Give the number of lines that hold the string "name". Nothing else is needed.

--- Begin DATA LISTING ---

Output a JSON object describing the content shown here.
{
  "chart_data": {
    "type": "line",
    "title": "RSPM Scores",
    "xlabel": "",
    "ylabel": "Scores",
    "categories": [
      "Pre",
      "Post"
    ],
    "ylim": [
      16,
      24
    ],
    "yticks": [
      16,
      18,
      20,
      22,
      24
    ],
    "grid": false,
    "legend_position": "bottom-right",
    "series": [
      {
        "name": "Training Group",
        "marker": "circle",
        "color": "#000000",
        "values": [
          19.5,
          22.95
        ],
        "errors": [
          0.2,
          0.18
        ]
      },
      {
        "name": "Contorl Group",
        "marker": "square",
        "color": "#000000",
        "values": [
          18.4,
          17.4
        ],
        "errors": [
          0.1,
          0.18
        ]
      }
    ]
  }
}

--- End DATA LISTING ---

**EXERCISE RESULT**
2